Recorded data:

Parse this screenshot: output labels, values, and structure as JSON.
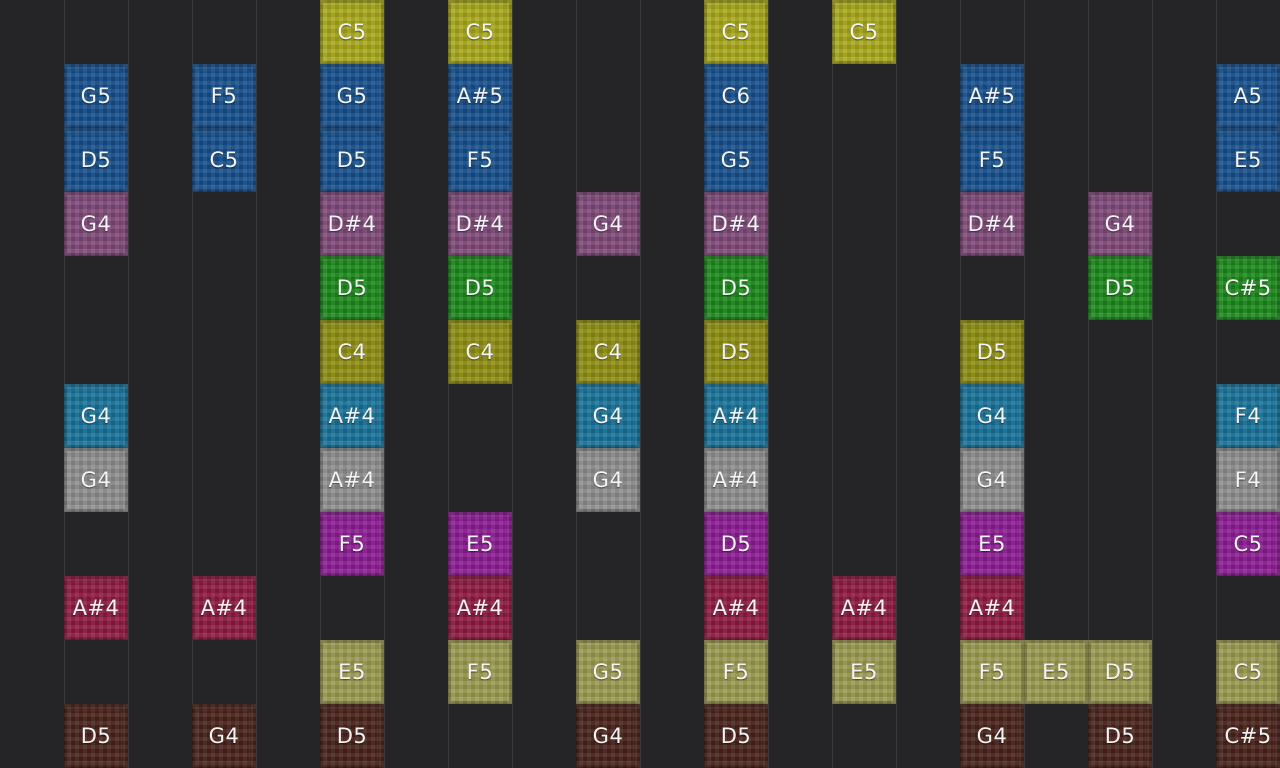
{
  "instruments": {
    "r0": {
      "color": "#a8a81a"
    },
    "r1": {
      "color": "#17508d"
    },
    "r2": {
      "color": "#17508d"
    },
    "r3": {
      "color": "#7f4a7a"
    },
    "r4": {
      "color": "#1c8a1c"
    },
    "r5": {
      "color": "#8f8f14"
    },
    "r6": {
      "color": "#19739a"
    },
    "r7": {
      "color": "#8e8e8e"
    },
    "r8": {
      "color": "#8d1c94"
    },
    "r9": {
      "color": "#8e1a40"
    },
    "r10": {
      "color": "#9a9a50"
    },
    "r11": {
      "color": "#4a241c"
    }
  },
  "notes": [
    {
      "row": 0,
      "col": 5,
      "label": "C5"
    },
    {
      "row": 0,
      "col": 7,
      "label": "C5"
    },
    {
      "row": 0,
      "col": 11,
      "label": "C5"
    },
    {
      "row": 0,
      "col": 13,
      "label": "C5"
    },
    {
      "row": 1,
      "col": 1,
      "label": "G5"
    },
    {
      "row": 1,
      "col": 3,
      "label": "F5"
    },
    {
      "row": 1,
      "col": 5,
      "label": "G5"
    },
    {
      "row": 1,
      "col": 7,
      "label": "A#5"
    },
    {
      "row": 1,
      "col": 11,
      "label": "C6"
    },
    {
      "row": 1,
      "col": 15,
      "label": "A#5"
    },
    {
      "row": 1,
      "col": 19,
      "label": "A5"
    },
    {
      "row": 2,
      "col": 1,
      "label": "D5"
    },
    {
      "row": 2,
      "col": 3,
      "label": "C5"
    },
    {
      "row": 2,
      "col": 5,
      "label": "D5"
    },
    {
      "row": 2,
      "col": 7,
      "label": "F5"
    },
    {
      "row": 2,
      "col": 11,
      "label": "G5"
    },
    {
      "row": 2,
      "col": 15,
      "label": "F5"
    },
    {
      "row": 2,
      "col": 19,
      "label": "E5"
    },
    {
      "row": 3,
      "col": 1,
      "label": "G4"
    },
    {
      "row": 3,
      "col": 5,
      "label": "D#4"
    },
    {
      "row": 3,
      "col": 7,
      "label": "D#4"
    },
    {
      "row": 3,
      "col": 9,
      "label": "G4"
    },
    {
      "row": 3,
      "col": 11,
      "label": "D#4"
    },
    {
      "row": 3,
      "col": 15,
      "label": "D#4"
    },
    {
      "row": 3,
      "col": 17,
      "label": "G4"
    },
    {
      "row": 4,
      "col": 5,
      "label": "D5"
    },
    {
      "row": 4,
      "col": 7,
      "label": "D5"
    },
    {
      "row": 4,
      "col": 11,
      "label": "D5"
    },
    {
      "row": 4,
      "col": 17,
      "label": "D5"
    },
    {
      "row": 4,
      "col": 19,
      "label": "C#5"
    },
    {
      "row": 5,
      "col": 5,
      "label": "C4"
    },
    {
      "row": 5,
      "col": 7,
      "label": "C4"
    },
    {
      "row": 5,
      "col": 9,
      "label": "C4"
    },
    {
      "row": 5,
      "col": 11,
      "label": "D5"
    },
    {
      "row": 5,
      "col": 15,
      "label": "D5"
    },
    {
      "row": 6,
      "col": 1,
      "label": "G4"
    },
    {
      "row": 6,
      "col": 5,
      "label": "A#4"
    },
    {
      "row": 6,
      "col": 9,
      "label": "G4"
    },
    {
      "row": 6,
      "col": 11,
      "label": "A#4"
    },
    {
      "row": 6,
      "col": 15,
      "label": "G4"
    },
    {
      "row": 6,
      "col": 19,
      "label": "F4"
    },
    {
      "row": 7,
      "col": 1,
      "label": "G4"
    },
    {
      "row": 7,
      "col": 5,
      "label": "A#4"
    },
    {
      "row": 7,
      "col": 9,
      "label": "G4"
    },
    {
      "row": 7,
      "col": 11,
      "label": "A#4"
    },
    {
      "row": 7,
      "col": 15,
      "label": "G4"
    },
    {
      "row": 7,
      "col": 19,
      "label": "F4"
    },
    {
      "row": 8,
      "col": 5,
      "label": "F5"
    },
    {
      "row": 8,
      "col": 7,
      "label": "E5"
    },
    {
      "row": 8,
      "col": 11,
      "label": "D5"
    },
    {
      "row": 8,
      "col": 15,
      "label": "E5"
    },
    {
      "row": 8,
      "col": 19,
      "label": "C5"
    },
    {
      "row": 9,
      "col": 1,
      "label": "A#4"
    },
    {
      "row": 9,
      "col": 3,
      "label": "A#4"
    },
    {
      "row": 9,
      "col": 7,
      "label": "A#4"
    },
    {
      "row": 9,
      "col": 11,
      "label": "A#4"
    },
    {
      "row": 9,
      "col": 13,
      "label": "A#4"
    },
    {
      "row": 9,
      "col": 15,
      "label": "A#4"
    },
    {
      "row": 10,
      "col": 5,
      "label": "E5"
    },
    {
      "row": 10,
      "col": 7,
      "label": "F5"
    },
    {
      "row": 10,
      "col": 9,
      "label": "G5"
    },
    {
      "row": 10,
      "col": 11,
      "label": "F5"
    },
    {
      "row": 10,
      "col": 13,
      "label": "E5"
    },
    {
      "row": 10,
      "col": 15,
      "label": "F5"
    },
    {
      "row": 10,
      "col": 16,
      "label": "E5"
    },
    {
      "row": 10,
      "col": 17,
      "label": "D5"
    },
    {
      "row": 10,
      "col": 19,
      "label": "C5"
    },
    {
      "row": 11,
      "col": 1,
      "label": "D5"
    },
    {
      "row": 11,
      "col": 3,
      "label": "G4"
    },
    {
      "row": 11,
      "col": 5,
      "label": "D5"
    },
    {
      "row": 11,
      "col": 9,
      "label": "G4"
    },
    {
      "row": 11,
      "col": 11,
      "label": "D5"
    },
    {
      "row": 11,
      "col": 15,
      "label": "G4"
    },
    {
      "row": 11,
      "col": 17,
      "label": "D5"
    },
    {
      "row": 11,
      "col": 19,
      "label": "C#5"
    }
  ]
}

Task to complete: Your reply is one number: how many lines of the records above contain the word "color".

Full output: 12